[Data records]

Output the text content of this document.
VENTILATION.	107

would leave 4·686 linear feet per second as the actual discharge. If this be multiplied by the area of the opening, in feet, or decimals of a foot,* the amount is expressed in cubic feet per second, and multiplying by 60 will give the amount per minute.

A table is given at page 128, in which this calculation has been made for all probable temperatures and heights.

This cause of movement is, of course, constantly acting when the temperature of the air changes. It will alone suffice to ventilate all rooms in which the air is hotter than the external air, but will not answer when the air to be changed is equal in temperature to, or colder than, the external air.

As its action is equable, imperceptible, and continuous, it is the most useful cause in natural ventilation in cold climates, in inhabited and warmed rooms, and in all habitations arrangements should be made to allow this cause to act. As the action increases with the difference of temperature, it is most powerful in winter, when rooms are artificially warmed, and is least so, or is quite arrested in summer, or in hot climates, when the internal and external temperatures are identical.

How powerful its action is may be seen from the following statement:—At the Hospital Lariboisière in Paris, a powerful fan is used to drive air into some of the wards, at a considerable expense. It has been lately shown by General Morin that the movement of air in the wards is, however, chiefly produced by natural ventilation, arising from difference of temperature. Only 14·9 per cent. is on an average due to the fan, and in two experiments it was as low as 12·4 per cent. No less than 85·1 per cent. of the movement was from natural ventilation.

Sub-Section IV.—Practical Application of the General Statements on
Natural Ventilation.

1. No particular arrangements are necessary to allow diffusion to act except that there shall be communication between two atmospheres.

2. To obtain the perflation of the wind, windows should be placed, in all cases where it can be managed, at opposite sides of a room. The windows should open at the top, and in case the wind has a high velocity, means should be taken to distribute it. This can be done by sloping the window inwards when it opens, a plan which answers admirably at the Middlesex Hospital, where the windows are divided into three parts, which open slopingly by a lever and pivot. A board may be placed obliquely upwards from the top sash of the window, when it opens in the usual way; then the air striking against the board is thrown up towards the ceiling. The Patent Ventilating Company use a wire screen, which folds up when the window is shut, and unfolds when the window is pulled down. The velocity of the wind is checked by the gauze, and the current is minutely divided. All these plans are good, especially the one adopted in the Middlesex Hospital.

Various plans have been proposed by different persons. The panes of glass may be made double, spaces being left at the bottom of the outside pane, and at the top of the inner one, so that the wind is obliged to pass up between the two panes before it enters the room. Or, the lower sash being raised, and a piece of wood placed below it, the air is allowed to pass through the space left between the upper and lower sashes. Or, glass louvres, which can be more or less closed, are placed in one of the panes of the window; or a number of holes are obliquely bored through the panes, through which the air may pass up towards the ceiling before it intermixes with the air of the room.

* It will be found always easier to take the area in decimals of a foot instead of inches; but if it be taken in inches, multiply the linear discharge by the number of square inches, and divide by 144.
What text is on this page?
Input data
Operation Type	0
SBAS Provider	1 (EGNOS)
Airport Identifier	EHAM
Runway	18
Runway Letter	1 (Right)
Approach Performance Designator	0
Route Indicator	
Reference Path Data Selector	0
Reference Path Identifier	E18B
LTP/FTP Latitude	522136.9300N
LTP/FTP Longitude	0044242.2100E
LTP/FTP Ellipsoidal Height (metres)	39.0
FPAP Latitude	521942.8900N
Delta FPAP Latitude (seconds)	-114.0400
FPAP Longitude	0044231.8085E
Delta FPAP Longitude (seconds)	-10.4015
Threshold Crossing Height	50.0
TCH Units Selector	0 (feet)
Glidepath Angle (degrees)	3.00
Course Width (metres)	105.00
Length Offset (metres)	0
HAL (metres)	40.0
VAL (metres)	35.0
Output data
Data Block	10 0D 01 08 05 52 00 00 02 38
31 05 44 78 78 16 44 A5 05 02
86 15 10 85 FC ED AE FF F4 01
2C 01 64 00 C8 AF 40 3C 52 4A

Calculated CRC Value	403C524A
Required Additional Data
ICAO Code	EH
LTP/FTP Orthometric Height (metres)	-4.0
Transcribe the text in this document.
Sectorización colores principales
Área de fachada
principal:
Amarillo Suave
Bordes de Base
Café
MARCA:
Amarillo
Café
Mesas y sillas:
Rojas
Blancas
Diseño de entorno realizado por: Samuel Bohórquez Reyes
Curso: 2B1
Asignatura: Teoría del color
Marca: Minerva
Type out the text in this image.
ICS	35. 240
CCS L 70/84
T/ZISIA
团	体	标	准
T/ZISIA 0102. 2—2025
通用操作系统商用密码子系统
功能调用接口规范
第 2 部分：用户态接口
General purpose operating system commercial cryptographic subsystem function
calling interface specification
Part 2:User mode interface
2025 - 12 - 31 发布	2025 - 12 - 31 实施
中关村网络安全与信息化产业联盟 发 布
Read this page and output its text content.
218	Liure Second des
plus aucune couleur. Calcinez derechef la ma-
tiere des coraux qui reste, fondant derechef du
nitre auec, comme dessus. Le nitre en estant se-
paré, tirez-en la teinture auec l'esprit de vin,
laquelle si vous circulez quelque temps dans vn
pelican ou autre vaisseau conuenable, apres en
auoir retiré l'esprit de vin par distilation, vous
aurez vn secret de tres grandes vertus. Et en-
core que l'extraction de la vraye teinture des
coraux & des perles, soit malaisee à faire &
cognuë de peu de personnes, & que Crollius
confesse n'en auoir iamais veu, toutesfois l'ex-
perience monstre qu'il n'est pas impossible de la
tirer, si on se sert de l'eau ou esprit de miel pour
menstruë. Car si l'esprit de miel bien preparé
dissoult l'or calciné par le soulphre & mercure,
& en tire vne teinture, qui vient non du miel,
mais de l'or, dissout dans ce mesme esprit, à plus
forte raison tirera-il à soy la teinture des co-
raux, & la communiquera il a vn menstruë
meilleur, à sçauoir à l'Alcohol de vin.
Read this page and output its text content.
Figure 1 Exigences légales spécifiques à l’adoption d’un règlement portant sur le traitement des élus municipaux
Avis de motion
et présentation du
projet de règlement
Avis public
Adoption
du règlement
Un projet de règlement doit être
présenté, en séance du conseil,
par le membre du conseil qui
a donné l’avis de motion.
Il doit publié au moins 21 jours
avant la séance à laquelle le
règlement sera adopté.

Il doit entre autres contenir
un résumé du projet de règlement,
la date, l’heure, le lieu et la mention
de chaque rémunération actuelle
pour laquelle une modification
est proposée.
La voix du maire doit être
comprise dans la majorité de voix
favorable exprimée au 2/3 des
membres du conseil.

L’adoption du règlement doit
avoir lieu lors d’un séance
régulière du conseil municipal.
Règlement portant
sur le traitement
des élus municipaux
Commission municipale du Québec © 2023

Problem: Write out every line from the entries where "number" appears.

Task output:
Various plans have been proposed by different persons. The panes of glass may be made double, spaces being left at the bottom of the outside pane, and at the top of the inner one, so that the wind is obliged to pass up between the two panes before it enters the room. Or, the lower sash being raised, and a piece of wood placed below it, the air is allowed to pass through the space left between the upper and lower sashes. Or, glass louvres, which can be more or less closed, are placed in one of the panes of the window; or a number of holes are obliquely bored through the panes, through which the air may pass up towards the ceiling before it intermixes with the air of the room.
* It will be found always easier to take the area in decimals of a foot instead of inches; but if it be taken in inches, multiply the linear discharge by the number of square inches, and divide by 144.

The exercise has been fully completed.